— START Extracted records —

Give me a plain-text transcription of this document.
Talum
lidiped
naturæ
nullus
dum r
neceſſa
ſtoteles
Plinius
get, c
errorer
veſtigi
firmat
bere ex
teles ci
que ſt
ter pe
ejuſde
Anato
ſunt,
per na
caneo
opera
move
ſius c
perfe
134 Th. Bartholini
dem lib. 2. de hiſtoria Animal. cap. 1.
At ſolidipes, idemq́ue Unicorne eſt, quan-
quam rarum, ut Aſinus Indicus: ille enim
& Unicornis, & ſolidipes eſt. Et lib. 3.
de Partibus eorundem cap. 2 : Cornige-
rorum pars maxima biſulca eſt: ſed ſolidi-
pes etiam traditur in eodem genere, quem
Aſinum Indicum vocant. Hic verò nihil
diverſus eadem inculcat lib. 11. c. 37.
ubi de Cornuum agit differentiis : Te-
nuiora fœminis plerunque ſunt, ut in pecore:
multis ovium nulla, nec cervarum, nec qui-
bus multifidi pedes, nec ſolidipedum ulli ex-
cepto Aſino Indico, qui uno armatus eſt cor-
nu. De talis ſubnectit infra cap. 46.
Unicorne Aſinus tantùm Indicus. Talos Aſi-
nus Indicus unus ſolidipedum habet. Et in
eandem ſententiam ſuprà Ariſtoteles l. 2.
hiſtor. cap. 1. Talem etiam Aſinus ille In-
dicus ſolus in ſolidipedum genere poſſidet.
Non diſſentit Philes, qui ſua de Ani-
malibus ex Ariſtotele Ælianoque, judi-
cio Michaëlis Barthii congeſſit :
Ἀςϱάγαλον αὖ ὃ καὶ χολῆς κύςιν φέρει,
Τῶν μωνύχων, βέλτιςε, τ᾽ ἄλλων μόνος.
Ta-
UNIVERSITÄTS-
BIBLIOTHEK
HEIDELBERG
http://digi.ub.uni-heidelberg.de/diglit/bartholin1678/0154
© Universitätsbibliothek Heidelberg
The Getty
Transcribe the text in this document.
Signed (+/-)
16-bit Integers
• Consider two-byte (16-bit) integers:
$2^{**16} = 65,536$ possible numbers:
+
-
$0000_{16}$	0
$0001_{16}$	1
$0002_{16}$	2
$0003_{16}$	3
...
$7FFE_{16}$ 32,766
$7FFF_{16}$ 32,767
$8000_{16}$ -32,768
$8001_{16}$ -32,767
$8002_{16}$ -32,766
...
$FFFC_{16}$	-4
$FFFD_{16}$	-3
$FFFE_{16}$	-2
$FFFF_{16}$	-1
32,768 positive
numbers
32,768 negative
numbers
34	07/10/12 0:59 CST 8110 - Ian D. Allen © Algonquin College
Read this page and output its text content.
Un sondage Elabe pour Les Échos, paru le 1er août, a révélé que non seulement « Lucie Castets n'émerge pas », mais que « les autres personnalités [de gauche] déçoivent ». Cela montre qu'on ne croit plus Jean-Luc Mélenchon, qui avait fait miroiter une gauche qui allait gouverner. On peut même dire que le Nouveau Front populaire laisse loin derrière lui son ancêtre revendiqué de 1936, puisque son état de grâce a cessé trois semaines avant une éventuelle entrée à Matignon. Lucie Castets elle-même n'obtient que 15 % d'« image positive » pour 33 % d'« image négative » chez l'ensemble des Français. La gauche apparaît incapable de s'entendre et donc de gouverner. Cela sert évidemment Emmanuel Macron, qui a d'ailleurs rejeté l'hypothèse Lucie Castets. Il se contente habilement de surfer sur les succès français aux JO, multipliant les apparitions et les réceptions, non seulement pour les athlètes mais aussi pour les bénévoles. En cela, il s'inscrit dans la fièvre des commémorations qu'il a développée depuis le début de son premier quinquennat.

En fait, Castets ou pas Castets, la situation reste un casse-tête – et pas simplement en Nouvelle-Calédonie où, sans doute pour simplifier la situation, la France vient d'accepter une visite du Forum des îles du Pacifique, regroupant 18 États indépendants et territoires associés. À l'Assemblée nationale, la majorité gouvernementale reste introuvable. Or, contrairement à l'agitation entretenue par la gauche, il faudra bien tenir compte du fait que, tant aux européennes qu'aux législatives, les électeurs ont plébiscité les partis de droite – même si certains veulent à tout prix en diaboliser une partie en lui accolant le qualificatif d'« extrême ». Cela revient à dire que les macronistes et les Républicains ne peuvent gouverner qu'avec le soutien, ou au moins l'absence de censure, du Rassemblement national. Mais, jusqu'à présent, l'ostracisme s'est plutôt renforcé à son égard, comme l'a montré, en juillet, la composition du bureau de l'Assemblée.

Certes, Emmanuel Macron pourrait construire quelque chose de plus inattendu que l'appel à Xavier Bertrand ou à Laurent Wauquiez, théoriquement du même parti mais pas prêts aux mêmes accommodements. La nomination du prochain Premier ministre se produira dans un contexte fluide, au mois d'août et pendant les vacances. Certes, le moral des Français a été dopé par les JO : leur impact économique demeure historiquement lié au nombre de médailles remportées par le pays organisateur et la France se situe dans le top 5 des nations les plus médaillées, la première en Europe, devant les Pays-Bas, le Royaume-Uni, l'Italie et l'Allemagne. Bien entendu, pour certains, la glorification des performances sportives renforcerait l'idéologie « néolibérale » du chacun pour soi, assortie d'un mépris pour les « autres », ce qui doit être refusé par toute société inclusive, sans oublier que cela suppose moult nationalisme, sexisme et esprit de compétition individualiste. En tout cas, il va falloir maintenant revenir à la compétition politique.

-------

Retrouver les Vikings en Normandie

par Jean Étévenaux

— END Extracted records —

Print back all the lines verbatim.

• _Solution_
Give me a plain-text transcription of this document.
Talum
lidiped
naturæ
nullus
dum r
neceſſa
ſtoteles
Plinius
get, c
errorer
veſtigi
firmat
bere ex
teles ci
que ſt
ter pe
ejuſde
Anato
ſunt,
per na
caneo
opera
move
ſius c
perfe
134 Th. Bartholini
dem lib. 2. de hiſtoria Animal. cap. 1.
At ſolidipes, idemq́ue Unicorne eſt, quan-
quam rarum, ut Aſinus Indicus: ille enim
& Unicornis, & ſolidipes eſt. Et lib. 3.
de Partibus eorundem cap. 2 : Cornige-
rorum pars maxima biſulca eſt: ſed ſolidi-
pes etiam traditur in eodem genere, quem
Aſinum Indicum vocant. Hic verò nihil
diverſus eadem inculcat lib. 11. c. 37.
ubi de Cornuum agit differentiis : Te-
nuiora fœminis plerunque ſunt, ut in pecore:
multis ovium nulla, nec cervarum, nec qui-
bus multifidi pedes, nec ſolidipedum ulli ex-
cepto Aſino Indico, qui uno armatus eſt cor-
nu. De talis ſubnectit infra cap. 46.
Unicorne Aſinus tantùm Indicus. Talos Aſi-
nus Indicus unus ſolidipedum habet. Et in
eandem ſententiam ſuprà Ariſtoteles l. 2.
hiſtor. cap. 1. Talem etiam Aſinus ille In-
dicus ſolus in ſolidipedum genere poſſidet.
Non diſſentit Philes, qui ſua de Ani-
malibus ex Ariſtotele Ælianoque, judi-
cio Michaëlis Barthii congeſſit :
Ἀςϱάγαλον αὖ ὃ καὶ χολῆς κύςιν φέρει,
Τῶν μωνύχων, βέλτιςε, τ᾽ ἄλλων μόνος.
Ta-
UNIVERSITÄTS-
BIBLIOTHEK
HEIDELBERG
http://digi.ub.uni-heidelberg.de/diglit/bartholin1678/0154
© Universitätsbibliothek Heidelberg
The Getty
Transcribe the text in this document.
Signed (+/-)
16-bit Integers
• Consider two-byte (16-bit) integers:
$2^{**16} = 65,536$ possible numbers:
+
-
$0000_{16}$	0
$0001_{16}$	1
$0002_{16}$	2
$0003_{16}$	3
...
$7FFE_{16}$ 32,766
$7FFF_{16}$ 32,767
$8000_{16}$ -32,768
$8001_{16}$ -32,767
$8002_{16}$ -32,766
...
$FFFC_{16}$	-4
$FFFD_{16}$	-3
$FFFE_{16}$	-2
$FFFF_{16}$	-1
32,768 positive
numbers
32,768 negative
numbers
34	07/10/12 0:59 CST 8110 - Ian D. Allen © Algonquin College
Read this page and output its text content.
Un sondage Elabe pour Les Échos, paru le 1er août, a révélé que non seulement « Lucie Castets n'émerge pas », mais que « les autres personnalités [de gauche] déçoivent ». Cela montre qu'on ne croit plus Jean-Luc Mélenchon, qui avait fait miroiter une gauche qui allait gouverner. On peut même dire que le Nouveau Front populaire laisse loin derrière lui son ancêtre revendiqué de 1936, puisque son état de grâce a cessé trois semaines avant une éventuelle entrée à Matignon. Lucie Castets elle-même n'obtient que 15 % d'« image positive » pour 33 % d'« image négative » chez l'ensemble des Français. La gauche apparaît incapable de s'entendre et donc de gouverner. Cela sert évidemment Emmanuel Macron, qui a d'ailleurs rejeté l'hypothèse Lucie Castets. Il se contente habilement de surfer sur les succès français aux JO, multipliant les apparitions et les réceptions, non seulement pour les athlètes mais aussi pour les bénévoles. En cela, il s'inscrit dans la fièvre des commémorations qu'il a développée depuis le début de son premier quinquennat.

En fait, Castets ou pas Castets, la situation reste un casse-tête – et pas simplement en Nouvelle-Calédonie où, sans doute pour simplifier la situation, la France vient d'accepter une visite du Forum des îles du Pacifique, regroupant 18 États indépendants et territoires associés. À l'Assemblée nationale, la majorité gouvernementale reste introuvable. Or, contrairement à l'agitation entretenue par la gauche, il faudra bien tenir compte du fait que, tant aux européennes qu'aux législatives, les électeurs ont plébiscité les partis de droite – même si certains veulent à tout prix en diaboliser une partie en lui accolant le qualificatif d'« extrême ». Cela revient à dire que les macronistes et les Républicains ne peuvent gouverner qu'avec le soutien, ou au moins l'absence de censure, du Rassemblement national. Mais, jusqu'à présent, l'ostracisme s'est plutôt renforcé à son égard, comme l'a montré, en juillet, la composition du bureau de l'Assemblée.

Certes, Emmanuel Macron pourrait construire quelque chose de plus inattendu que l'appel à Xavier Bertrand ou à Laurent Wauquiez, théoriquement du même parti mais pas prêts aux mêmes accommodements. La nomination du prochain Premier ministre se produira dans un contexte fluide, au mois d'août et pendant les vacances. Certes, le moral des Français a été dopé par les JO : leur impact économique demeure historiquement lié au nombre de médailles remportées par le pays organisateur et la France se situe dans le top 5 des nations les plus médaillées, la première en Europe, devant les Pays-Bas, le Royaume-Uni, l'Italie et l'Allemagne. Bien entendu, pour certains, la glorification des performances sportives renforcerait l'idéologie « néolibérale » du chacun pour soi, assortie d'un mépris pour les « autres », ce qui doit être refusé par toute société inclusive, sans oublier que cela suppose moult nationalisme, sexisme et esprit de compétition individualiste. En tout cas, il va falloir maintenant revenir à la compétition politique.

-------

Retrouver les Vikings en Normandie

par Jean Étévenaux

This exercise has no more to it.